Could you write out the listing below exactly as it stands, leaving out the pictures?

__EXTRACTED INFORMATION__.
+--

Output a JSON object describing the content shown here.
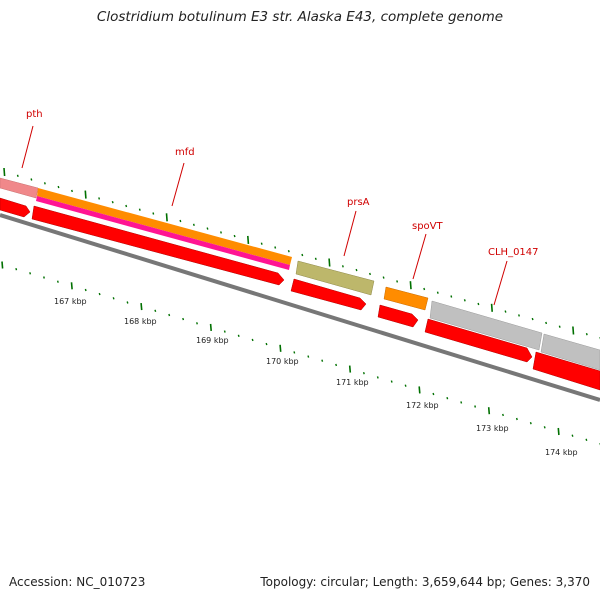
{
  "title": "Clostridium botulinum E3 str. Alaska E43, complete genome",
  "genes": [
    {
      "label": "pth",
      "color": "#f0888a"
    },
    {
      "label": "mfd",
      "color": "#ff8c00"
    },
    {
      "label": "prsA",
      "color": "#bdb76b"
    },
    {
      "label": "spoVT",
      "color": "#ff8c00"
    },
    {
      "label": "CLH_0147",
      "color": "#c0c0c0"
    }
  ],
  "scale_labels": [
    "167 kbp",
    "168 kbp",
    "169 kbp",
    "170 kbp",
    "171 kbp",
    "172 kbp",
    "173 kbp",
    "174 kbp"
  ],
  "footer": {
    "accession": "Accession: NC_010723",
    "summary": "Topology: circular; Length: 3,659,644 bp; Genes: 3,370"
  },
  "colors": {
    "cds_red": "#ff0000",
    "rna_pink": "#ff1493",
    "backbone_gray": "#777777",
    "tick_green": "#007000",
    "label_red": "#d00000"
  }
}
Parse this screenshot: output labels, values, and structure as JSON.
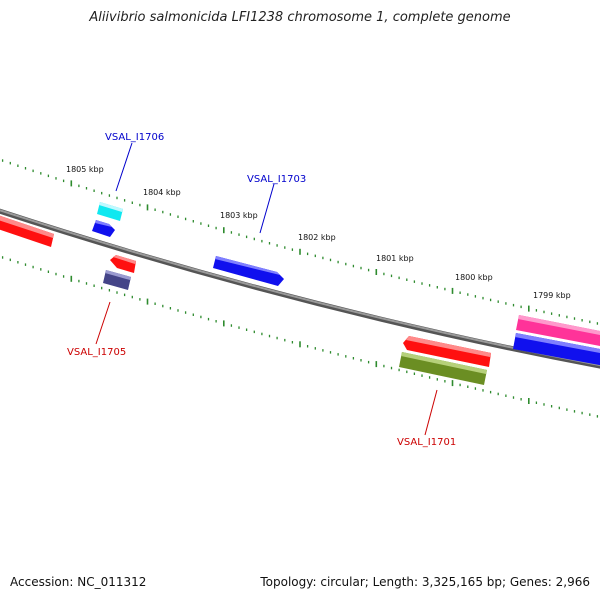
{
  "title": "Aliivibrio salmonicida LFI1238 chromosome 1, complete genome",
  "footer": {
    "accession": "Accession: NC_011312",
    "summary": "Topology: circular; Length: 3,325,165 bp; Genes: 2,966"
  },
  "colors": {
    "backbone": "#7a7a7a",
    "tick": "#2e8b2e",
    "label_forward": "#0000cc",
    "label_reverse": "#cc0000",
    "red": "#ff1010",
    "blue": "#1010ee",
    "cyan": "#10e8f0",
    "navy": "#444488",
    "olive": "#6b8e23",
    "magenta": "#ff3399"
  },
  "ruler": {
    "unit": "kbp",
    "labels": [
      {
        "kbp": 1805,
        "text": "1805 kbp"
      },
      {
        "kbp": 1804,
        "text": "1804 kbp"
      },
      {
        "kbp": 1803,
        "text": "1803 kbp"
      },
      {
        "kbp": 1802,
        "text": "1802 kbp"
      },
      {
        "kbp": 1801,
        "text": "1801 kbp"
      },
      {
        "kbp": 1800,
        "text": "1800 kbp"
      },
      {
        "kbp": 1799,
        "text": "1799 kbp"
      }
    ]
  },
  "genes": [
    {
      "id": "VSAL_I1706",
      "label": "VSAL_I1706",
      "strand": "forward"
    },
    {
      "id": "VSAL_I1703",
      "label": "VSAL_I1703",
      "strand": "forward"
    },
    {
      "id": "VSAL_I1705",
      "label": "VSAL_I1705",
      "strand": "reverse"
    },
    {
      "id": "VSAL_I1701",
      "label": "VSAL_I1701",
      "strand": "reverse"
    }
  ]
}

+--

__EXERCISE RESPONSE__.
Output a JSON object describing the content shown here.
{
  "title": "Clostridium botulinum E3 str. Alaska E43, complete genome",
  "genes": [
    {
      "label": "pth",
      "color": "#f0888a"
    },
    {
      "label": "mfd",
      "color": "#ff8c00"
    },
    {
      "label": "prsA",
      "color": "#bdb76b"
    },
    {
      "label": "spoVT",
      "color": "#ff8c00"
    },
    {
      "label": "CLH_0147",
      "color": "#c0c0c0"
    }
  ],
  "scale_labels": [
    "167 kbp",
    "168 kbp",
    "169 kbp",
    "170 kbp",
    "171 kbp",
    "172 kbp",
    "173 kbp",
    "174 kbp"
  ],
  "footer": {
    "accession": "Accession: NC_010723",
    "summary": "Topology: circular; Length: 3,659,644 bp; Genes: 3,370"
  },
  "colors": {
    "cds_red": "#ff0000",
    "rna_pink": "#ff1493",
    "backbone_gray": "#777777",
    "tick_green": "#007000",
    "label_red": "#d00000"
  }
}
Parse this screenshot: output labels, values, and structure as JSON.
{
  "title": "Aliivibrio salmonicida LFI1238 chromosome 1, complete genome",
  "footer": {
    "accession": "Accession: NC_011312",
    "summary": "Topology: circular; Length: 3,325,165 bp; Genes: 2,966"
  },
  "colors": {
    "backbone": "#7a7a7a",
    "tick": "#2e8b2e",
    "label_forward": "#0000cc",
    "label_reverse": "#cc0000",
    "red": "#ff1010",
    "blue": "#1010ee",
    "cyan": "#10e8f0",
    "navy": "#444488",
    "olive": "#6b8e23",
    "magenta": "#ff3399"
  },
  "ruler": {
    "unit": "kbp",
    "labels": [
      {
        "kbp": 1805,
        "text": "1805 kbp"
      },
      {
        "kbp": 1804,
        "text": "1804 kbp"
      },
      {
        "kbp": 1803,
        "text": "1803 kbp"
      },
      {
        "kbp": 1802,
        "text": "1802 kbp"
      },
      {
        "kbp": 1801,
        "text": "1801 kbp"
      },
      {
        "kbp": 1800,
        "text": "1800 kbp"
      },
      {
        "kbp": 1799,
        "text": "1799 kbp"
      }
    ]
  },
  "genes": [
    {
      "id": "VSAL_I1706",
      "label": "VSAL_I1706",
      "strand": "forward"
    },
    {
      "id": "VSAL_I1703",
      "label": "VSAL_I1703",
      "strand": "forward"
    },
    {
      "id": "VSAL_I1705",
      "label": "VSAL_I1705",
      "strand": "reverse"
    },
    {
      "id": "VSAL_I1701",
      "label": "VSAL_I1701",
      "strand": "reverse"
    }
  ]
}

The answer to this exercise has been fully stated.